**GIVEN EXERCISE:**
Change every "Un Known" in the entries below to "Unknown" and reproduce all the lines with nothing else altered. Leave the pictures out of your answer.

**SUPPLIED MATERIAL:**

◆ ◆ ◆ ◆ ◆ ◆ ◆

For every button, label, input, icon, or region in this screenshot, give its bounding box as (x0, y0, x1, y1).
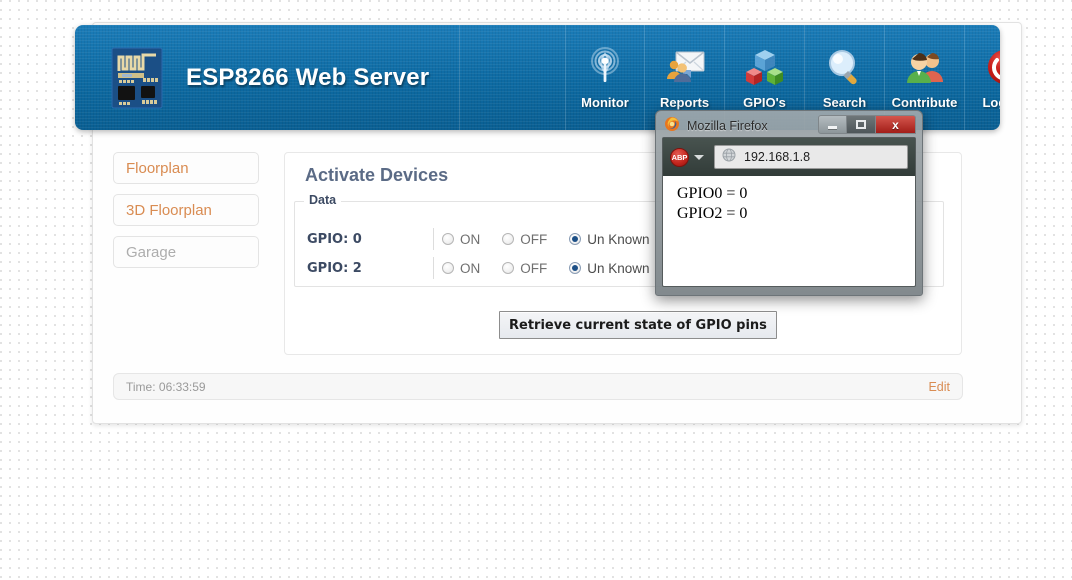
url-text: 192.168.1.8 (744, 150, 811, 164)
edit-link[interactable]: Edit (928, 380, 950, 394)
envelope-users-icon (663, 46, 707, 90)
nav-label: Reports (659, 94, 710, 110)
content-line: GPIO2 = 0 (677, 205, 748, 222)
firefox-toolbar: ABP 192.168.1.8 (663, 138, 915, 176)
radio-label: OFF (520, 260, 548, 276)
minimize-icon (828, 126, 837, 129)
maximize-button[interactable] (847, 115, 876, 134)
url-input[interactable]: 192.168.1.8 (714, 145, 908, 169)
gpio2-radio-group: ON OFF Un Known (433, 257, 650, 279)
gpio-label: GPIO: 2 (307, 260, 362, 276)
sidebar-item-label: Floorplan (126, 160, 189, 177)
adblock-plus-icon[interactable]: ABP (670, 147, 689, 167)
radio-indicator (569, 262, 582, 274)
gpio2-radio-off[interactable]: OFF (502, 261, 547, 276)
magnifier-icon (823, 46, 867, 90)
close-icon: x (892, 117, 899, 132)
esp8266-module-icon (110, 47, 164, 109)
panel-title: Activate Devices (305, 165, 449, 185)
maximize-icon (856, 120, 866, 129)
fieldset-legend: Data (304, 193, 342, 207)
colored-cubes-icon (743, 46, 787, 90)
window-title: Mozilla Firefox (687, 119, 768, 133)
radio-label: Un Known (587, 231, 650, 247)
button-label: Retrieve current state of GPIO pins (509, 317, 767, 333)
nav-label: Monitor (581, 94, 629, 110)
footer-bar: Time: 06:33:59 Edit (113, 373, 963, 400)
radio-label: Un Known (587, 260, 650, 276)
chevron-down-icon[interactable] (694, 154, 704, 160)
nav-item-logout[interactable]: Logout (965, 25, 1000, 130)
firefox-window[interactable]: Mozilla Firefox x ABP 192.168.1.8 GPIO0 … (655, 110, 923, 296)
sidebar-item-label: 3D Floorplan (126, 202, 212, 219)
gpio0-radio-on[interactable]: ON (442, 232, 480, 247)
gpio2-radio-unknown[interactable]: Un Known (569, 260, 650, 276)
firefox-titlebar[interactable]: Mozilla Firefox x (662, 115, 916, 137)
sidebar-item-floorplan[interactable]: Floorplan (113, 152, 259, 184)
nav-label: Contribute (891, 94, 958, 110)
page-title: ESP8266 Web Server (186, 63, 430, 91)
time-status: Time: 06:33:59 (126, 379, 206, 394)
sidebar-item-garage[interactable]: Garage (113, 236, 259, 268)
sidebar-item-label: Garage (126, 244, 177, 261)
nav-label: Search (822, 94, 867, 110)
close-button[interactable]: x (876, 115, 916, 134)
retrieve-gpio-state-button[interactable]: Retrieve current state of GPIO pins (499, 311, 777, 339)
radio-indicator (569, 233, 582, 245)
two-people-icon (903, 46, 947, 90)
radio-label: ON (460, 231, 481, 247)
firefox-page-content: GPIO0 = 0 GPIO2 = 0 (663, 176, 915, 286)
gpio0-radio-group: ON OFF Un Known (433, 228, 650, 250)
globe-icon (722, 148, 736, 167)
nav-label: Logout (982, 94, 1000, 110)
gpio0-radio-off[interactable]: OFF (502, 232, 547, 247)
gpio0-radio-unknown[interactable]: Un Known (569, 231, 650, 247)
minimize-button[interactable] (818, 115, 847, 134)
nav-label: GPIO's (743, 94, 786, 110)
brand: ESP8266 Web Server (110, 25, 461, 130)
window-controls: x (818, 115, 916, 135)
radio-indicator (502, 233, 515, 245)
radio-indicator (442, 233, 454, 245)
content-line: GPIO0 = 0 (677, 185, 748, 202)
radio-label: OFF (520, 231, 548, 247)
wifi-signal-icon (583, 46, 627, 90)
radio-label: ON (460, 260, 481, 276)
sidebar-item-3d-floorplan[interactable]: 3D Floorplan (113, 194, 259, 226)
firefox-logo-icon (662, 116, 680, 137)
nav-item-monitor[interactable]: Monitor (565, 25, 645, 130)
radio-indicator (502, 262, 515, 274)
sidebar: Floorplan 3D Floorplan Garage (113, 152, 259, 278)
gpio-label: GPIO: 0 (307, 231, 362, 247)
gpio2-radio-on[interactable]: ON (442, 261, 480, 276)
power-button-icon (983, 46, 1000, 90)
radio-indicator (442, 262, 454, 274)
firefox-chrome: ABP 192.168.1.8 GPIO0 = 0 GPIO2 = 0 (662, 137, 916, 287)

◆ ◆ ◆ ◆ ◆ ◆ ◆

**EXERCISE RESPONSE:**
For every button, label, input, icon, or region in this screenshot, give its bounding box as (x0, y0, x1, y1).
url-text: 192.168.1.8 (744, 150, 811, 164)
edit-link[interactable]: Edit (928, 380, 950, 394)
envelope-users-icon (663, 46, 707, 90)
nav-label: Reports (659, 94, 710, 110)
content-line: GPIO2 = 0 (677, 205, 748, 222)
firefox-toolbar: ABP 192.168.1.8 (663, 138, 915, 176)
radio-label: OFF (520, 260, 548, 276)
minimize-icon (828, 126, 837, 129)
maximize-button[interactable] (847, 115, 876, 134)
url-input[interactable]: 192.168.1.8 (714, 145, 908, 169)
gpio2-radio-group: ON OFF Unknown (433, 257, 650, 279)
gpio-label: GPIO: 2 (307, 260, 362, 276)
sidebar-item-label: Floorplan (126, 160, 189, 177)
adblock-plus-icon[interactable]: ABP (670, 147, 689, 167)
radio-indicator (569, 262, 582, 274)
gpio2-radio-off[interactable]: OFF (502, 261, 547, 276)
magnifier-icon (823, 46, 867, 90)
close-icon: x (892, 117, 899, 132)
esp8266-module-icon (110, 47, 164, 109)
panel-title: Activate Devices (305, 165, 449, 185)
maximize-icon (856, 120, 866, 129)
fieldset-legend: Data (304, 193, 342, 207)
colored-cubes-icon (743, 46, 787, 90)
window-title: Mozilla Firefox (687, 119, 768, 133)
radio-label: Unknown (587, 231, 650, 247)
button-label: Retrieve current state of GPIO pins (509, 317, 767, 333)
nav-label: Monitor (581, 94, 629, 110)
footer-bar: Time: 06:33:59 Edit (113, 373, 963, 400)
radio-label: Unknown (587, 260, 650, 276)
chevron-down-icon[interactable] (694, 154, 704, 160)
nav-item-logout[interactable]: Logout (965, 25, 1000, 130)
firefox-window[interactable]: Mozilla Firefox x ABP 192.168.1.8 GPIO0 … (655, 110, 923, 296)
sidebar-item-label: 3D Floorplan (126, 202, 212, 219)
gpio0-radio-on[interactable]: ON (442, 232, 480, 247)
gpio2-radio-unknown[interactable]: Unknown (569, 260, 650, 276)
firefox-titlebar[interactable]: Mozilla Firefox x (662, 115, 916, 137)
sidebar-item-floorplan[interactable]: Floorplan (113, 152, 259, 184)
nav-label: Contribute (891, 94, 958, 110)
page-title: ESP8266 Web Server (186, 63, 430, 91)
time-status: Time: 06:33:59 (126, 379, 206, 394)
sidebar-item-garage[interactable]: Garage (113, 236, 259, 268)
sidebar-item-label: Garage (126, 244, 177, 261)
nav-label: Search (822, 94, 867, 110)
close-button[interactable]: x (876, 115, 916, 134)
retrieve-gpio-state-button[interactable]: Retrieve current state of GPIO pins (499, 311, 777, 339)
radio-indicator (569, 233, 582, 245)
two-people-icon (903, 46, 947, 90)
radio-label: ON (460, 231, 481, 247)
firefox-page-content: GPIO0 = 0 GPIO2 = 0 (663, 176, 915, 286)
gpio0-radio-group: ON OFF Unknown (433, 228, 650, 250)
globe-icon (722, 148, 736, 167)
nav-label: Logout (982, 94, 1000, 110)
gpio0-radio-off[interactable]: OFF (502, 232, 547, 247)
gpio0-radio-unknown[interactable]: Unknown (569, 231, 650, 247)
minimize-button[interactable] (818, 115, 847, 134)
nav-label: GPIO's (743, 94, 786, 110)
brand: ESP8266 Web Server (110, 25, 461, 130)
window-controls: x (818, 115, 916, 135)
radio-indicator (502, 233, 515, 245)
radio-indicator (442, 233, 454, 245)
content-line: GPIO0 = 0 (677, 185, 748, 202)
radio-label: OFF (520, 231, 548, 247)
wifi-signal-icon (583, 46, 627, 90)
radio-label: ON (460, 260, 481, 276)
sidebar-item-3d-floorplan[interactable]: 3D Floorplan (113, 194, 259, 226)
firefox-logo-icon (662, 116, 680, 137)
nav-item-monitor[interactable]: Monitor (565, 25, 645, 130)
radio-indicator (502, 262, 515, 274)
sidebar: Floorplan 3D Floorplan Garage (113, 152, 259, 278)
gpio-label: GPIO: 0 (307, 231, 362, 247)
gpio2-radio-on[interactable]: ON (442, 261, 480, 276)
power-button-icon (983, 46, 1000, 90)
radio-indicator (442, 262, 454, 274)
firefox-chrome: ABP 192.168.1.8 GPIO0 = 0 GPIO2 = 0 (662, 137, 916, 287)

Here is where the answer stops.